DIRECTIONS> Locate the string "mean" throughout the material and copy every line in which it occurs.
===== DATASET CONTENT =====
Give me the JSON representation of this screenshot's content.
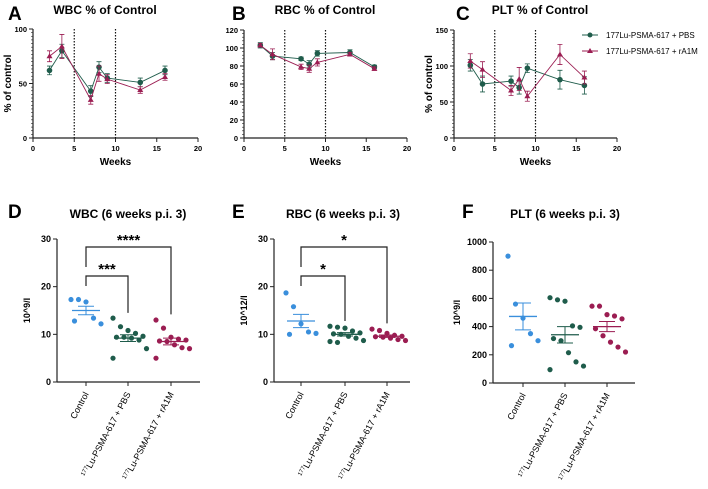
{
  "colors": {
    "pbs": "#1f5c4b",
    "ra1m": "#9b1d52",
    "control": "#3a8fdc",
    "axis": "#222222"
  },
  "legend": [
    {
      "label": "177Lu-PSMA-617 + PBS",
      "marker": "circle",
      "color": "#1f5c4b"
    },
    {
      "label": "177Lu-PSMA-617 + rA1M",
      "marker": "triangle",
      "color": "#9b1d52"
    }
  ],
  "chart_data": [
    {
      "panel": "A",
      "type": "line",
      "title": "WBC % of Control",
      "xlabel": "Weeks",
      "ylabel": "% of control",
      "xlim": [
        0,
        20
      ],
      "ylim": [
        0,
        100
      ],
      "xticks": [
        0,
        5,
        10,
        15,
        20
      ],
      "yticks": [
        0,
        50,
        100
      ],
      "vlines": [
        5,
        10
      ],
      "x": [
        2,
        3.5,
        7,
        8,
        9,
        13,
        16
      ],
      "series": [
        {
          "name": "177Lu-PSMA-617 + PBS",
          "values": [
            62,
            80,
            43,
            65,
            55,
            51,
            62
          ],
          "errors": [
            4,
            6,
            5,
            5,
            4,
            4,
            4
          ],
          "color": "#1f5c4b",
          "marker": "circle"
        },
        {
          "name": "177Lu-PSMA-617 + rA1M",
          "values": [
            75,
            84,
            35,
            59,
            54,
            44,
            56
          ],
          "errors": [
            5,
            11,
            4,
            7,
            4,
            3,
            3
          ],
          "color": "#9b1d52",
          "marker": "triangle"
        }
      ]
    },
    {
      "panel": "B",
      "type": "line",
      "title": "RBC % of Control",
      "xlabel": "Weeks",
      "ylabel": "",
      "xlim": [
        0,
        20
      ],
      "ylim": [
        0,
        120
      ],
      "xticks": [
        0,
        5,
        10,
        15,
        20
      ],
      "yticks": [
        0,
        20,
        40,
        60,
        80,
        100,
        120
      ],
      "vlines": [
        5,
        10
      ],
      "x": [
        2,
        3.5,
        7,
        8,
        9,
        13,
        16
      ],
      "series": [
        {
          "name": "177Lu-PSMA-617 + PBS",
          "values": [
            103,
            91,
            88,
            82,
            94,
            95,
            79
          ],
          "errors": [
            3,
            4,
            2,
            4,
            3,
            3,
            2
          ],
          "color": "#1f5c4b",
          "marker": "circle"
        },
        {
          "name": "177Lu-PSMA-617 + rA1M",
          "values": [
            103,
            93,
            79,
            77,
            84,
            93,
            77
          ],
          "errors": [
            2,
            6,
            3,
            4,
            4,
            2,
            2
          ],
          "color": "#9b1d52",
          "marker": "triangle"
        }
      ]
    },
    {
      "panel": "C",
      "type": "line",
      "title": "PLT % of Control",
      "xlabel": "Weeks",
      "ylabel": "% of control",
      "xlim": [
        0,
        20
      ],
      "ylim": [
        0,
        150
      ],
      "xticks": [
        0,
        5,
        10,
        15,
        20
      ],
      "yticks": [
        0,
        50,
        100,
        150
      ],
      "vlines": [
        5,
        10
      ],
      "x": [
        2,
        3.5,
        7,
        8,
        9,
        13,
        16
      ],
      "series": [
        {
          "name": "177Lu-PSMA-617 + PBS",
          "values": [
            101,
            75,
            79,
            70,
            97,
            81,
            73
          ],
          "errors": [
            8,
            11,
            7,
            9,
            6,
            13,
            12
          ],
          "color": "#1f5c4b",
          "marker": "circle"
        },
        {
          "name": "177Lu-PSMA-617 + rA1M",
          "values": [
            107,
            95,
            66,
            82,
            58,
            116,
            84
          ],
          "errors": [
            10,
            11,
            7,
            16,
            7,
            14,
            9
          ],
          "color": "#9b1d52",
          "marker": "triangle"
        }
      ]
    },
    {
      "panel": "D",
      "type": "scatter",
      "title": "WBC (6 weeks p.i. 3)",
      "ylabel": "10^9/l",
      "ylim": [
        0,
        30
      ],
      "yticks": [
        0,
        10,
        20,
        30
      ],
      "categories": [
        "Control",
        "177Lu-PSMA-617 + PBS",
        "177Lu-PSMA-617 + rA1M"
      ],
      "groups": [
        {
          "values": [
            17.3,
            17.3,
            16.8,
            13.4,
            12.2,
            12.8
          ],
          "mean": 15.0,
          "sem": 0.9,
          "color": "#3a8fdc"
        },
        {
          "values": [
            13.4,
            11.6,
            10.8,
            10.2,
            9.6,
            9.4,
            9.4,
            9.2,
            8.8,
            7.0,
            5.0
          ],
          "mean": 9.2,
          "sem": 0.7,
          "color": "#1f5c4b"
        },
        {
          "values": [
            13.0,
            11.3,
            9.4,
            9.0,
            8.8,
            8.6,
            8.5,
            7.8,
            7.2,
            7.0,
            5.0
          ],
          "mean": 8.5,
          "sem": 0.7,
          "color": "#9b1d52"
        }
      ],
      "significance": [
        {
          "from": 0,
          "to": 1,
          "label": "***"
        },
        {
          "from": 0,
          "to": 2,
          "label": "****"
        }
      ]
    },
    {
      "panel": "E",
      "type": "scatter",
      "title": "RBC (6 weeks p.i. 3)",
      "ylabel": "10^12/l",
      "ylim": [
        0,
        30
      ],
      "yticks": [
        0,
        10,
        20,
        30
      ],
      "categories": [
        "Control",
        "177Lu-PSMA-617 + PBS",
        "177Lu-PSMA-617 + rA1M"
      ],
      "groups": [
        {
          "values": [
            18.7,
            15.8,
            12.2,
            10.5,
            10.2,
            10.0
          ],
          "mean": 12.8,
          "sem": 1.4,
          "color": "#3a8fdc"
        },
        {
          "values": [
            11.7,
            11.5,
            11.3,
            10.7,
            10.3,
            10.1,
            10.0,
            9.6,
            9.2,
            8.7,
            8.5,
            8.3
          ],
          "mean": 10.0,
          "sem": 0.35,
          "color": "#1f5c4b"
        },
        {
          "values": [
            11.1,
            10.8,
            10.2,
            9.8,
            9.6,
            9.5,
            9.4,
            9.2,
            8.9,
            8.7
          ],
          "mean": 9.6,
          "sem": 0.25,
          "color": "#9b1d52"
        }
      ],
      "significance": [
        {
          "from": 0,
          "to": 1,
          "label": "*"
        },
        {
          "from": 0,
          "to": 2,
          "label": "*"
        }
      ]
    },
    {
      "panel": "F",
      "type": "scatter",
      "title": "PLT (6 weeks p.i. 3)",
      "ylabel": "10^9/l",
      "ylim": [
        0,
        1000
      ],
      "yticks": [
        0,
        200,
        400,
        600,
        800,
        1000
      ],
      "categories": [
        "Control",
        "177Lu-PSMA-617 + PBS",
        "177Lu-PSMA-617 + rA1M"
      ],
      "groups": [
        {
          "values": [
            900,
            560,
            460,
            350,
            300,
            265
          ],
          "mean": 472,
          "sem": 95,
          "color": "#3a8fdc"
        },
        {
          "values": [
            605,
            590,
            580,
            405,
            395,
            315,
            300,
            215,
            150,
            120,
            95
          ],
          "mean": 342,
          "sem": 58,
          "color": "#1f5c4b"
        },
        {
          "values": [
            545,
            545,
            485,
            475,
            455,
            385,
            335,
            290,
            255,
            220
          ],
          "mean": 400,
          "sem": 36,
          "color": "#9b1d52"
        }
      ],
      "significance": []
    }
  ]
}
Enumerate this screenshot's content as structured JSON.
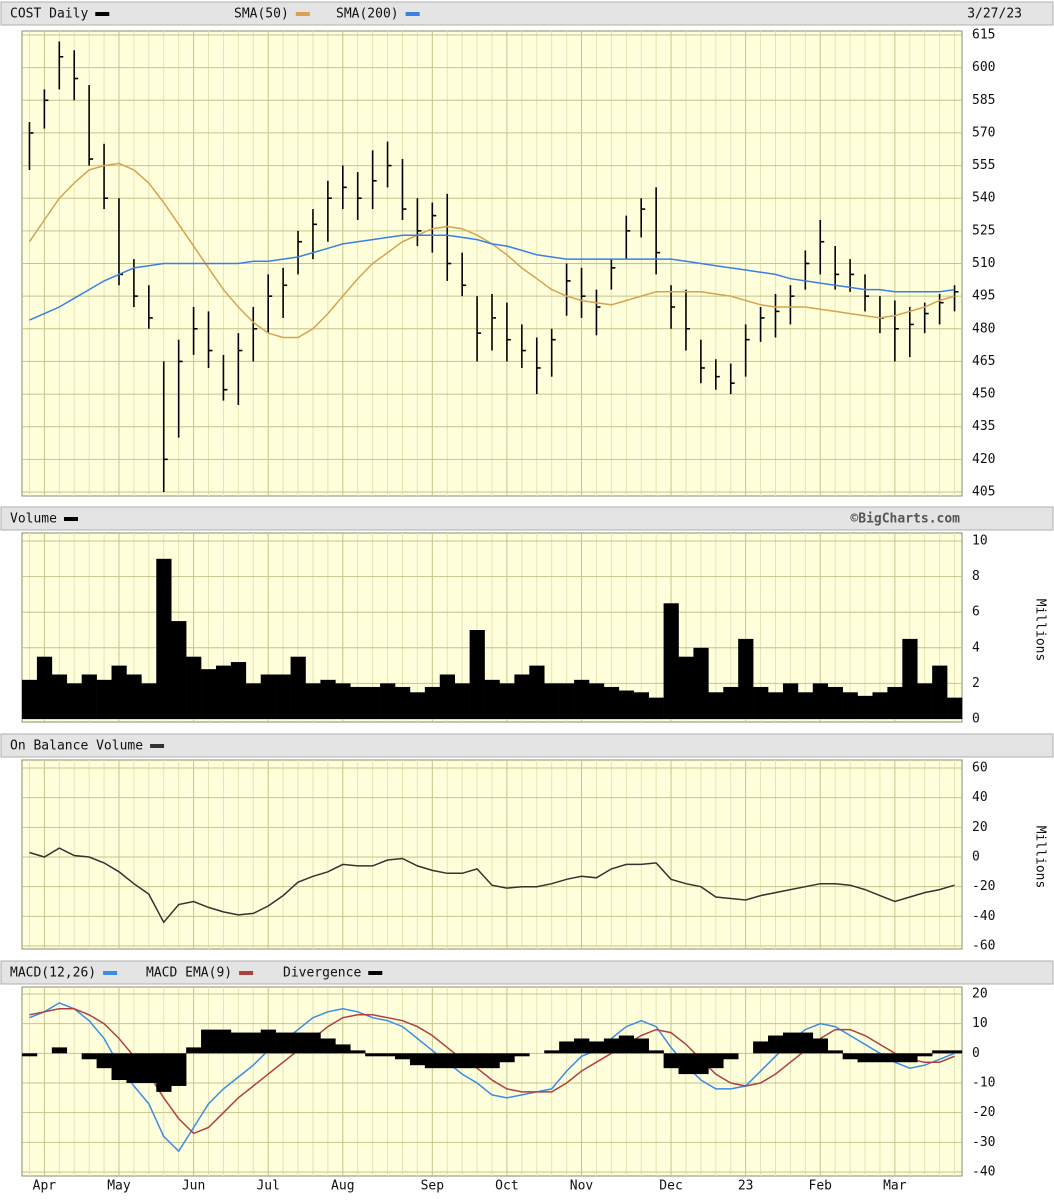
{
  "chart_data": [
    {
      "type": "ohlc",
      "date": "3/27/23",
      "ylim": [
        405,
        615
      ],
      "yticks": [
        405,
        420,
        435,
        450,
        465,
        480,
        495,
        510,
        525,
        540,
        555,
        570,
        585,
        600,
        615
      ],
      "grid": true,
      "series": [
        {
          "name": "COST Daily",
          "color": "#000000",
          "high": [
            575,
            590,
            612,
            608,
            592,
            565,
            540,
            512,
            500,
            465,
            475,
            490,
            488,
            468,
            478,
            490,
            505,
            508,
            525,
            535,
            548,
            555,
            552,
            562,
            566,
            558,
            540,
            538,
            542,
            515,
            495,
            496,
            492,
            482,
            476,
            480,
            510,
            508,
            498,
            512,
            532,
            540,
            545,
            500,
            498,
            475,
            466,
            464,
            482,
            490,
            496,
            500,
            516,
            530,
            518,
            512,
            505,
            495,
            493,
            490,
            492,
            496,
            500
          ],
          "low": [
            553,
            572,
            590,
            585,
            555,
            535,
            500,
            490,
            480,
            405,
            430,
            468,
            462,
            447,
            445,
            465,
            478,
            485,
            505,
            512,
            520,
            535,
            530,
            535,
            545,
            530,
            518,
            515,
            502,
            495,
            465,
            470,
            465,
            462,
            450,
            458,
            486,
            485,
            477,
            498,
            512,
            522,
            505,
            480,
            470,
            455,
            452,
            450,
            458,
            474,
            476,
            482,
            498,
            505,
            498,
            497,
            488,
            478,
            465,
            467,
            478,
            482,
            488
          ],
          "close": [
            570,
            585,
            605,
            595,
            558,
            540,
            505,
            495,
            485,
            420,
            465,
            480,
            470,
            452,
            470,
            480,
            495,
            500,
            520,
            528,
            540,
            545,
            540,
            548,
            555,
            535,
            525,
            532,
            510,
            500,
            478,
            485,
            475,
            470,
            462,
            475,
            502,
            495,
            490,
            508,
            525,
            535,
            515,
            490,
            480,
            462,
            458,
            455,
            475,
            485,
            488,
            495,
            510,
            520,
            505,
            505,
            495,
            485,
            480,
            482,
            487,
            492,
            497
          ]
        },
        {
          "name": "SMA(50)",
          "color": "#d8a24e",
          "values": [
            520,
            530,
            540,
            547,
            553,
            555,
            556,
            553,
            547,
            538,
            528,
            518,
            508,
            498,
            490,
            483,
            478,
            476,
            476,
            480,
            487,
            495,
            503,
            510,
            515,
            520,
            523,
            526,
            527,
            526,
            523,
            519,
            514,
            508,
            503,
            498,
            495,
            493,
            492,
            491,
            493,
            495,
            497,
            497,
            497,
            497,
            496,
            495,
            493,
            491,
            490,
            490,
            490,
            489,
            488,
            487,
            486,
            485,
            486,
            488,
            490,
            493,
            495
          ]
        },
        {
          "name": "SMA(200)",
          "color": "#3a80e4",
          "values": [
            484,
            487,
            490,
            494,
            498,
            502,
            505,
            508,
            509,
            510,
            510,
            510,
            510,
            510,
            510,
            511,
            511,
            512,
            513,
            515,
            517,
            519,
            520,
            521,
            522,
            523,
            523,
            523,
            523,
            522,
            521,
            519,
            518,
            516,
            514,
            513,
            512,
            512,
            512,
            512,
            512,
            512,
            512,
            512,
            511,
            510,
            509,
            508,
            507,
            506,
            505,
            503,
            502,
            501,
            500,
            499,
            498,
            498,
            497,
            497,
            497,
            497,
            498
          ]
        }
      ]
    },
    {
      "type": "bar",
      "credit": "©BigCharts.com",
      "y_label": "Millions",
      "ylim": [
        0,
        10
      ],
      "yticks": [
        0,
        2,
        4,
        6,
        8,
        10
      ],
      "grid": true,
      "series": [
        {
          "name": "Volume",
          "color": "#000000",
          "values": [
            2.2,
            3.5,
            2.5,
            2.0,
            2.5,
            2.2,
            3.0,
            2.5,
            2.0,
            9.0,
            5.5,
            3.5,
            2.8,
            3.0,
            3.2,
            2.0,
            2.5,
            2.5,
            3.5,
            2.0,
            2.2,
            2.0,
            1.8,
            1.8,
            2.0,
            1.8,
            1.5,
            1.8,
            2.5,
            2.0,
            5.0,
            2.2,
            2.0,
            2.5,
            3.0,
            2.0,
            2.0,
            2.2,
            2.0,
            1.8,
            1.6,
            1.5,
            1.2,
            6.5,
            3.5,
            4.0,
            1.5,
            1.8,
            4.5,
            1.8,
            1.5,
            2.0,
            1.5,
            2.0,
            1.8,
            1.5,
            1.3,
            1.5,
            1.8,
            4.5,
            2.0,
            3.0,
            1.2
          ]
        }
      ]
    },
    {
      "type": "line",
      "y_label": "Millions",
      "ylim": [
        -60,
        60
      ],
      "yticks": [
        -60,
        -40,
        -20,
        0,
        20,
        40,
        60
      ],
      "grid": true,
      "series": [
        {
          "name": "On Balance Volume",
          "color": "#333333",
          "values": [
            3,
            0,
            6,
            1,
            0,
            -4,
            -10,
            -18,
            -25,
            -44,
            -32,
            -30,
            -34,
            -37,
            -39,
            -38,
            -33,
            -26,
            -17,
            -13,
            -10,
            -5,
            -6,
            -6,
            -2,
            -1,
            -6,
            -9,
            -11,
            -11,
            -8,
            -19,
            -21,
            -20,
            -20,
            -18,
            -15,
            -13,
            -14,
            -8,
            -5,
            -5,
            -4,
            -15,
            -18,
            -20,
            -27,
            -28,
            -29,
            -26,
            -24,
            -22,
            -20,
            -18,
            -18,
            -19,
            -22,
            -26,
            -30,
            -27,
            -24,
            -22,
            -19
          ]
        }
      ]
    },
    {
      "type": "line",
      "ylim": [
        -40,
        20
      ],
      "yticks": [
        -40,
        -30,
        -20,
        -10,
        0,
        10,
        20
      ],
      "grid": true,
      "categories": [
        null,
        "Apr",
        null,
        null,
        null,
        null,
        "May",
        null,
        null,
        null,
        null,
        "Jun",
        null,
        null,
        null,
        null,
        "Jul",
        null,
        null,
        null,
        null,
        "Aug",
        null,
        null,
        null,
        null,
        null,
        "Sep",
        null,
        null,
        null,
        null,
        "Oct",
        null,
        null,
        null,
        null,
        "Nov",
        null,
        null,
        null,
        null,
        null,
        "Dec",
        null,
        null,
        null,
        null,
        "23",
        null,
        null,
        null,
        null,
        "Feb",
        null,
        null,
        null,
        null,
        "Mar",
        null,
        null,
        null,
        null
      ],
      "series": [
        {
          "name": "MACD(12,26)",
          "color": "#3a8ce6",
          "values": [
            12,
            14,
            17,
            15,
            11,
            5,
            -4,
            -11,
            -17,
            -28,
            -33,
            -25,
            -17,
            -12,
            -8,
            -4,
            1,
            4,
            8,
            12,
            14,
            15,
            14,
            12,
            11,
            9,
            5,
            1,
            -3,
            -7,
            -10,
            -14,
            -15,
            -14,
            -13,
            -12,
            -6,
            -1,
            1,
            5,
            9,
            11,
            9,
            2,
            -4,
            -9,
            -12,
            -12,
            -11,
            -6,
            -1,
            4,
            8,
            10,
            9,
            6,
            3,
            0,
            -3,
            -5,
            -4,
            -2,
            0
          ]
        },
        {
          "name": "MACD EMA(9)",
          "color": "#b04040",
          "values": [
            13,
            14,
            15,
            15,
            13,
            10,
            5,
            -1,
            -7,
            -15,
            -22,
            -27,
            -25,
            -20,
            -15,
            -11,
            -7,
            -3,
            1,
            5,
            9,
            12,
            13,
            13,
            12,
            11,
            9,
            6,
            2,
            -2,
            -5,
            -9,
            -12,
            -13,
            -13,
            -13,
            -10,
            -6,
            -3,
            0,
            3,
            6,
            8,
            7,
            3,
            -2,
            -7,
            -10,
            -11,
            -10,
            -7,
            -3,
            1,
            5,
            8,
            8,
            6,
            3,
            0,
            -2,
            -3,
            -3,
            -1
          ]
        },
        {
          "name": "Divergence",
          "color": "#000000",
          "type": "bar",
          "values": [
            -1,
            0,
            2,
            0,
            -2,
            -5,
            -9,
            -10,
            -10,
            -13,
            -11,
            2,
            8,
            8,
            7,
            7,
            8,
            7,
            7,
            7,
            5,
            3,
            1,
            -1,
            -1,
            -2,
            -4,
            -5,
            -5,
            -5,
            -5,
            -5,
            -3,
            -1,
            0,
            1,
            4,
            5,
            4,
            5,
            6,
            5,
            1,
            -5,
            -7,
            -7,
            -5,
            -2,
            0,
            4,
            6,
            7,
            7,
            5,
            1,
            -2,
            -3,
            -3,
            -3,
            -3,
            -1,
            1,
            1
          ]
        }
      ]
    }
  ]
}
=====
SOLUTION FOR THIS TASK>
          "mean": 15.0,
          "mean": 9.2,
          "mean": 8.5,
          "mean": 12.8,
          "mean": 10.0,
          "mean": 9.6,
          "mean": 472,
          "mean": 342,
          "mean": 400,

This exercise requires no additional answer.